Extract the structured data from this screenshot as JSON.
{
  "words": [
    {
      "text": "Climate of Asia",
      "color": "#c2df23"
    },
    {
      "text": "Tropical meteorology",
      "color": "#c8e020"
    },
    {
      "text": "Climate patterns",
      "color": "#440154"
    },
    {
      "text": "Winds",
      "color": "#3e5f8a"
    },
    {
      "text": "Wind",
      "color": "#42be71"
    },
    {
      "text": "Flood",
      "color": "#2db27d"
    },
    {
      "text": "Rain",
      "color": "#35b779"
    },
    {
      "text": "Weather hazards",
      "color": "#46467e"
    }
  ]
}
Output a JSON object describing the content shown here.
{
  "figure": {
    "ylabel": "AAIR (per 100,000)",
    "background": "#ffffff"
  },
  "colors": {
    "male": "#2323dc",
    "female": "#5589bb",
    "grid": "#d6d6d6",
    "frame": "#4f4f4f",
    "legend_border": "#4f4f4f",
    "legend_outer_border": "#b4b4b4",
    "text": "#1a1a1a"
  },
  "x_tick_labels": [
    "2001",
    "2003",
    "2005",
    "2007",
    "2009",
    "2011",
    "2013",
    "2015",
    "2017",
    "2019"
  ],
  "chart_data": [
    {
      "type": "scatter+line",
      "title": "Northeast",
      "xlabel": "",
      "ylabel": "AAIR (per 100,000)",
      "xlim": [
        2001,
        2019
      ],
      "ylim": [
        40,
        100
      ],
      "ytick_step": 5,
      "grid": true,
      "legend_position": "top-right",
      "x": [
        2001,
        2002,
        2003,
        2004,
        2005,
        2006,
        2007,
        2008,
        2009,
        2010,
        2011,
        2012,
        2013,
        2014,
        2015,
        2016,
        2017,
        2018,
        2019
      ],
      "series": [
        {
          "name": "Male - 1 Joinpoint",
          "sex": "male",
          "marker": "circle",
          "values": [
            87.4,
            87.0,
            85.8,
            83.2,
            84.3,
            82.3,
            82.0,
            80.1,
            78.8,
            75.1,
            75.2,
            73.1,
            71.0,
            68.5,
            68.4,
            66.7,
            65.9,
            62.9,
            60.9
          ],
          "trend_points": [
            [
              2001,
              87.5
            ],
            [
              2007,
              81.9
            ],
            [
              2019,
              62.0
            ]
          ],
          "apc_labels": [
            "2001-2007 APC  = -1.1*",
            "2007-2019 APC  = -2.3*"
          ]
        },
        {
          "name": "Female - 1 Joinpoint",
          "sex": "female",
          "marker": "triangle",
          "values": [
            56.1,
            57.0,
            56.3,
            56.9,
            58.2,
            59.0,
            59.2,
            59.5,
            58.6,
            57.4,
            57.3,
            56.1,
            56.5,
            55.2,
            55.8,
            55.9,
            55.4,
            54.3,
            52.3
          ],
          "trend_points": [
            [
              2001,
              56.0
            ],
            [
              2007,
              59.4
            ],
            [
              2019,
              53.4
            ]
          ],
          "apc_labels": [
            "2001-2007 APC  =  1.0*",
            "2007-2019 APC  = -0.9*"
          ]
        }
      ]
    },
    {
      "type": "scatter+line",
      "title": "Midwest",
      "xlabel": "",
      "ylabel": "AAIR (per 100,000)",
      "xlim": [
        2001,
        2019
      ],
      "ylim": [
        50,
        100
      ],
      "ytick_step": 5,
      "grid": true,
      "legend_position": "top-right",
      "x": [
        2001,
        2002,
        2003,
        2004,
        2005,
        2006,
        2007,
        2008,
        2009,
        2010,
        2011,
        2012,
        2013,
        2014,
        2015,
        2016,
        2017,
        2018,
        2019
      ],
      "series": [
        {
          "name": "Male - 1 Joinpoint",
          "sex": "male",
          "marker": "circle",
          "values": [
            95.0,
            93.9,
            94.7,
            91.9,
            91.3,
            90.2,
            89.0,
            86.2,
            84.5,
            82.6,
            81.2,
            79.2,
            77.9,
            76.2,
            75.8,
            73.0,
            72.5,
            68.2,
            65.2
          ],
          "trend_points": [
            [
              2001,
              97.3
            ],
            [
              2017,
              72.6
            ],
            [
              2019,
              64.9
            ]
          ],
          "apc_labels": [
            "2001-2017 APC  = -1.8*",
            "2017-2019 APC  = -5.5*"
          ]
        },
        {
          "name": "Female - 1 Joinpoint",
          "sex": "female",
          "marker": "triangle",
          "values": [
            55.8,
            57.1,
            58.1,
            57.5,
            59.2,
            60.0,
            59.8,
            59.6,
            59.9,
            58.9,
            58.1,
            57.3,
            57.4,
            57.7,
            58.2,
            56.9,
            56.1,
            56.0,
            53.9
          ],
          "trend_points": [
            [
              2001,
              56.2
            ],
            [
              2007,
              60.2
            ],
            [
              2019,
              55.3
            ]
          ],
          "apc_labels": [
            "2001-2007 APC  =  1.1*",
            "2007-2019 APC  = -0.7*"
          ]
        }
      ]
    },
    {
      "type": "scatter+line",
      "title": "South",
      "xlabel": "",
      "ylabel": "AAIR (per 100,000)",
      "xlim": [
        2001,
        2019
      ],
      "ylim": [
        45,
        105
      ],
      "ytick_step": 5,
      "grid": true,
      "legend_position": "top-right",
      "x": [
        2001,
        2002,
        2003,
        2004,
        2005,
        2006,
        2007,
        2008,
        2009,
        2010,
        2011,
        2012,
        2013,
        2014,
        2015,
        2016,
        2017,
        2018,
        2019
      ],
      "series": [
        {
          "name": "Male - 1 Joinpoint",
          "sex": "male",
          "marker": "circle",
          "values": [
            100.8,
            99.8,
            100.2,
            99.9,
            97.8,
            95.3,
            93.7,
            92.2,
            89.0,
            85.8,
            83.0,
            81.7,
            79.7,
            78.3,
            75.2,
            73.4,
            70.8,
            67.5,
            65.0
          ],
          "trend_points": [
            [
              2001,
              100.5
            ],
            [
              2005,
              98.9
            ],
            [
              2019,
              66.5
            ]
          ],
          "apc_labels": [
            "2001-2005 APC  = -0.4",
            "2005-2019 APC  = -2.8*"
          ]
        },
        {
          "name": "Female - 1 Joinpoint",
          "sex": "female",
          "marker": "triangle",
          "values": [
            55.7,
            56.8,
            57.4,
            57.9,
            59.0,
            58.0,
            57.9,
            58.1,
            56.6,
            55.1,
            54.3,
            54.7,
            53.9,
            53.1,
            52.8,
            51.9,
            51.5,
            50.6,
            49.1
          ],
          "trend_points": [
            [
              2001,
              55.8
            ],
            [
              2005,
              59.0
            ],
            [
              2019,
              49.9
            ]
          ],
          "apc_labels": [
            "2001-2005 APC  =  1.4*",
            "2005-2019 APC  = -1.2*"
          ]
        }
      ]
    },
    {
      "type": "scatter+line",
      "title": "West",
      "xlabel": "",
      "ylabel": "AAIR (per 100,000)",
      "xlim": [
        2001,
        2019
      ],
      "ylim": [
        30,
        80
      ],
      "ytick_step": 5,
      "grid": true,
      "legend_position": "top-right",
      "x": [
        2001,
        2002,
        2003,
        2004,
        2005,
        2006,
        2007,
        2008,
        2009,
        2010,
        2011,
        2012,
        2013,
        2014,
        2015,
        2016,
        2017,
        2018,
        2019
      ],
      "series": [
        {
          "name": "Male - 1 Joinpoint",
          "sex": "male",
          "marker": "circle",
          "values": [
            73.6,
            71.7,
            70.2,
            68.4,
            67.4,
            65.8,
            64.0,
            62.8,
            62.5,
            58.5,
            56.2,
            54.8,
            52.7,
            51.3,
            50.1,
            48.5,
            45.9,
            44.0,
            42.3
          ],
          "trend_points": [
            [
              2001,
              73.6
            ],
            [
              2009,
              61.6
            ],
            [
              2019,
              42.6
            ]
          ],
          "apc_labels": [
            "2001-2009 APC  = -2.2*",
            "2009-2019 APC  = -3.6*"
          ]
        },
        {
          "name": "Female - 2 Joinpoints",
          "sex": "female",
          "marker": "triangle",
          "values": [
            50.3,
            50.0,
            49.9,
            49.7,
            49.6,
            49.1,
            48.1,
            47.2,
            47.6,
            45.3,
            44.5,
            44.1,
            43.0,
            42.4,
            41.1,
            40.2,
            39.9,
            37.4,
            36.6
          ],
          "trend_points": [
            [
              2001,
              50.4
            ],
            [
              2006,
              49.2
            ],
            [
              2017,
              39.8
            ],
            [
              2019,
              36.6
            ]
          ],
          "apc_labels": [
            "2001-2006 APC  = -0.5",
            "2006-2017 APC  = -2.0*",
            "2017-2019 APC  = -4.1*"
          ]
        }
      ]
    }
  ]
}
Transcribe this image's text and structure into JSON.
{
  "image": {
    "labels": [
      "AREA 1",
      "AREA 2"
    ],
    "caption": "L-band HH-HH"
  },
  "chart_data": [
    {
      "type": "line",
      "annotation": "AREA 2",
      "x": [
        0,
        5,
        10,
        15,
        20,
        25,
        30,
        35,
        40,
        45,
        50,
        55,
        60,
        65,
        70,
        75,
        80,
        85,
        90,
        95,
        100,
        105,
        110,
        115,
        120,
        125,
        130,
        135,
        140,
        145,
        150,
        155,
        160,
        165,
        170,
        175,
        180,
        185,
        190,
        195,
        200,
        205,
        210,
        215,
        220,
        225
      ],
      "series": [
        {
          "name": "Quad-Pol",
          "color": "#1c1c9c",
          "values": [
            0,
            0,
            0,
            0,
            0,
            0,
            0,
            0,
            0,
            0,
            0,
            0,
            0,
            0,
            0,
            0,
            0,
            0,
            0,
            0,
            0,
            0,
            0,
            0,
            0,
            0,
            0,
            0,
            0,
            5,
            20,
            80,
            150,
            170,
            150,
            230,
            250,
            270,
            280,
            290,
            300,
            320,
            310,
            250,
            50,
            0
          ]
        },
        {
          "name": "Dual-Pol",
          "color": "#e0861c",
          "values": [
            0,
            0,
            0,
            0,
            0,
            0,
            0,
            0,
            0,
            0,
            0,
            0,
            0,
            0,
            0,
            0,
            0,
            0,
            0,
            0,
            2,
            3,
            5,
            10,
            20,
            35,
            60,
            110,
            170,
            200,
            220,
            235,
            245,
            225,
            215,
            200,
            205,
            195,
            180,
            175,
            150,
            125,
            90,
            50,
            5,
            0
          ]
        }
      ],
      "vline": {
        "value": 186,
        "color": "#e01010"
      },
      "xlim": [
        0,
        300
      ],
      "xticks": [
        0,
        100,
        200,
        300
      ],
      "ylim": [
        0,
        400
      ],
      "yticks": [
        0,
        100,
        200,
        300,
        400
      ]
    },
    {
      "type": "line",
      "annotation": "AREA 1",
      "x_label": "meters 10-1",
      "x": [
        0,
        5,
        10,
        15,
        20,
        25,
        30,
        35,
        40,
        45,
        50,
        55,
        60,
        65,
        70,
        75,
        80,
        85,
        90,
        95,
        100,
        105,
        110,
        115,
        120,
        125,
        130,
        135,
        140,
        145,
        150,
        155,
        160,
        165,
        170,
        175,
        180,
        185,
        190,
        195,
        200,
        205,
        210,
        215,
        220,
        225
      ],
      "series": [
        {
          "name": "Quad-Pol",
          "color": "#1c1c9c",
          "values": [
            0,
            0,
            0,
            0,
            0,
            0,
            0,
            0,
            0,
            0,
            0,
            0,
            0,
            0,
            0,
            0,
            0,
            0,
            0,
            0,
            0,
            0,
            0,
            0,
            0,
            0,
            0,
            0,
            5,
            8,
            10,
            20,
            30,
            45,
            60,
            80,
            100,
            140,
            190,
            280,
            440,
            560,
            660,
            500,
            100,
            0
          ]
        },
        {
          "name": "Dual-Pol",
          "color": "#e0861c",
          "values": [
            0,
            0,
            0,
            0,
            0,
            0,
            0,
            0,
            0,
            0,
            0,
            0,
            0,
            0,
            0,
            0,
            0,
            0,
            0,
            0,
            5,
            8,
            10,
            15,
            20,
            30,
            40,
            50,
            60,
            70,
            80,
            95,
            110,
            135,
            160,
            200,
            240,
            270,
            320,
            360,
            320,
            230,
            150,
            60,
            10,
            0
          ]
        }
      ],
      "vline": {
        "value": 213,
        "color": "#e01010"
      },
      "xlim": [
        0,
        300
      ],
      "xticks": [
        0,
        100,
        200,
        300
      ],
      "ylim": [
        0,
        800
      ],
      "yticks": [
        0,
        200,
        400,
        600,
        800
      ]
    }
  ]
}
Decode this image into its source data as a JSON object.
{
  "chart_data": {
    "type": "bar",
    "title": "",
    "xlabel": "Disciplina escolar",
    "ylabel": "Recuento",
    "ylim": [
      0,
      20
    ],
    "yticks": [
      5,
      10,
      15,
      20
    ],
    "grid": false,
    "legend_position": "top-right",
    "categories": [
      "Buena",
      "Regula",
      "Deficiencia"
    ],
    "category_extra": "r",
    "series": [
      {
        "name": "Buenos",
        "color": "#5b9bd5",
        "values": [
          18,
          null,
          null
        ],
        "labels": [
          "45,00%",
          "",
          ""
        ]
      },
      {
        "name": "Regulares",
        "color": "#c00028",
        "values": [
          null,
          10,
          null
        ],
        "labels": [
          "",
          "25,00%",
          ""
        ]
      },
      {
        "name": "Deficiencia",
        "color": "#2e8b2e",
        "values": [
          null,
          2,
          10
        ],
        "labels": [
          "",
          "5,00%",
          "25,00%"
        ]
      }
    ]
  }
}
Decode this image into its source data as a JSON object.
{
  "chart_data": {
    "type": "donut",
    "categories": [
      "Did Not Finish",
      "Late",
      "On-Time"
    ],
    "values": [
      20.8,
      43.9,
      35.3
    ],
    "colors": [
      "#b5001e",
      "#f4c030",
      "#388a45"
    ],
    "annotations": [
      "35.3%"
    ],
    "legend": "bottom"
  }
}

Exercise: Go through the entries above and pull out each line with "JSON" in it.

The reply:
Extract the structured data from this screenshot as JSON.
Output a JSON object describing the content shown here.
Transcribe this image's text and structure into JSON.
Decode this image into its source data as a JSON object.
Decode this image into its source data as a JSON object.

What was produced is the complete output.